(Saved entries)
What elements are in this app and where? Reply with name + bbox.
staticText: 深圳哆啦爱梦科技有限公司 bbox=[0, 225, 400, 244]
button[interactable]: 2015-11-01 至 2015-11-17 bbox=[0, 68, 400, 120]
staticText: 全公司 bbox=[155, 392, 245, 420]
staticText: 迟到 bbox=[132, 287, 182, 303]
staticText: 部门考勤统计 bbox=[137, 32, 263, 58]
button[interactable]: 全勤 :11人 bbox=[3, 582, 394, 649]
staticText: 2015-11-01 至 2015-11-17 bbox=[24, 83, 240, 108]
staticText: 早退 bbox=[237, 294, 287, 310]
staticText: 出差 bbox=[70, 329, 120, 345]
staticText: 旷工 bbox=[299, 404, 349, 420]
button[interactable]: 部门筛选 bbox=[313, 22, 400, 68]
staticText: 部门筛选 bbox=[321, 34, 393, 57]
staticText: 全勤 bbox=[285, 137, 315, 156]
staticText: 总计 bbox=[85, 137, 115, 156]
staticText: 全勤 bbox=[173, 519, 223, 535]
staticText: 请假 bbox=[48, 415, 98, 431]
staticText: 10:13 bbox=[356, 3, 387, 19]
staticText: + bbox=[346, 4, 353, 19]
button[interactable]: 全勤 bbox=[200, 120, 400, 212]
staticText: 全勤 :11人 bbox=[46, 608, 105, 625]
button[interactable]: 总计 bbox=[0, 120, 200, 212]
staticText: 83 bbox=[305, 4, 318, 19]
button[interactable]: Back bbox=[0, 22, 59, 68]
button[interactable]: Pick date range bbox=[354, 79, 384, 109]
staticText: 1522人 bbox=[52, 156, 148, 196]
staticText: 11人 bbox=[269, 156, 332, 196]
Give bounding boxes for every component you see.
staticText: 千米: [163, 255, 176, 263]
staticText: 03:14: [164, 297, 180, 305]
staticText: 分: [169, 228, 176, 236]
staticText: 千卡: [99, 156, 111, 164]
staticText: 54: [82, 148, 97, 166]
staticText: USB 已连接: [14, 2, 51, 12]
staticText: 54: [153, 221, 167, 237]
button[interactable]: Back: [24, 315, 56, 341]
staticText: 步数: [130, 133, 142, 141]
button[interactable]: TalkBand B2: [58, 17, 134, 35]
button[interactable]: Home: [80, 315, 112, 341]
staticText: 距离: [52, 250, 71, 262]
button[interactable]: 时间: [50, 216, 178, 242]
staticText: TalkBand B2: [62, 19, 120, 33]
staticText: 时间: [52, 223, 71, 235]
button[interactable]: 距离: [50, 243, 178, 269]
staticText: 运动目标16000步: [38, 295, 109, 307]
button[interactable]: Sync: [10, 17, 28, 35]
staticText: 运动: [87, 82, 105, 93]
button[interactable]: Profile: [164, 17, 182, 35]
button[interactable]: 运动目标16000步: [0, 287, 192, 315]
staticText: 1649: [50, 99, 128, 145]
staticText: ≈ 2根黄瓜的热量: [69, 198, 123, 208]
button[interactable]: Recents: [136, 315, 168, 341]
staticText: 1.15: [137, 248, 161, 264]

#### [Exercise goal]
Reproduce every line of the saved entries above, substituting "Return" for each occurrence of "Back" and leaving all other text unchanged.

#### [Answer for this exercise]
What elements are in this app and where? Reply with name + bbox.
staticText: 深圳哆啦爱梦科技有限公司 bbox=[0, 225, 400, 244]
button[interactable]: 2015-11-01 至 2015-11-17 bbox=[0, 68, 400, 120]
staticText: 全公司 bbox=[155, 392, 245, 420]
staticText: 迟到 bbox=[132, 287, 182, 303]
staticText: 部门考勤统计 bbox=[137, 32, 263, 58]
button[interactable]: 全勤 :11人 bbox=[3, 582, 394, 649]
staticText: 2015-11-01 至 2015-11-17 bbox=[24, 83, 240, 108]
staticText: 早退 bbox=[237, 294, 287, 310]
staticText: 出差 bbox=[70, 329, 120, 345]
staticText: 旷工 bbox=[299, 404, 349, 420]
button[interactable]: 部门筛选 bbox=[313, 22, 400, 68]
staticText: 部门筛选 bbox=[321, 34, 393, 57]
staticText: 全勤 bbox=[285, 137, 315, 156]
staticText: 总计 bbox=[85, 137, 115, 156]
staticText: 全勤 bbox=[173, 519, 223, 535]
staticText: 请假 bbox=[48, 415, 98, 431]
staticText: 10:13 bbox=[356, 3, 387, 19]
staticText: + bbox=[346, 4, 353, 19]
button[interactable]: 全勤 bbox=[200, 120, 400, 212]
staticText: 全勤 :11人 bbox=[46, 608, 105, 625]
button[interactable]: 总计 bbox=[0, 120, 200, 212]
staticText: 83 bbox=[305, 4, 318, 19]
button[interactable]: Return bbox=[0, 22, 59, 68]
button[interactable]: Pick date range bbox=[354, 79, 384, 109]
staticText: 1522人 bbox=[52, 156, 148, 196]
staticText: 11人 bbox=[269, 156, 332, 196]
Give bounding boxes for every component you see.
staticText: 千米: [163, 255, 176, 263]
staticText: 03:14: [164, 297, 180, 305]
staticText: 分: [169, 228, 176, 236]
staticText: 千卡: [99, 156, 111, 164]
staticText: 54: [82, 148, 97, 166]
staticText: USB 已连接: [14, 2, 51, 12]
staticText: 54: [153, 221, 167, 237]
button[interactable]: Return: [24, 315, 56, 341]
staticText: 步数: [130, 133, 142, 141]
button[interactable]: TalkBand B2: [58, 17, 134, 35]
button[interactable]: Home: [80, 315, 112, 341]
staticText: 距离: [52, 250, 71, 262]
button[interactable]: 时间: [50, 216, 178, 242]
staticText: TalkBand B2: [62, 19, 120, 33]
staticText: 时间: [52, 223, 71, 235]
button[interactable]: 距离: [50, 243, 178, 269]
staticText: 运动目标16000步: [38, 295, 109, 307]
button[interactable]: Sync: [10, 17, 28, 35]
staticText: 运动: [87, 82, 105, 93]
button[interactable]: Profile: [164, 17, 182, 35]
button[interactable]: 运动目标16000步: [0, 287, 192, 315]
staticText: 1649: [50, 99, 128, 145]
staticText: ≈ 2根黄瓜的热量: [69, 198, 123, 208]
button[interactable]: Recents: [136, 315, 168, 341]
staticText: 1.15: [137, 248, 161, 264]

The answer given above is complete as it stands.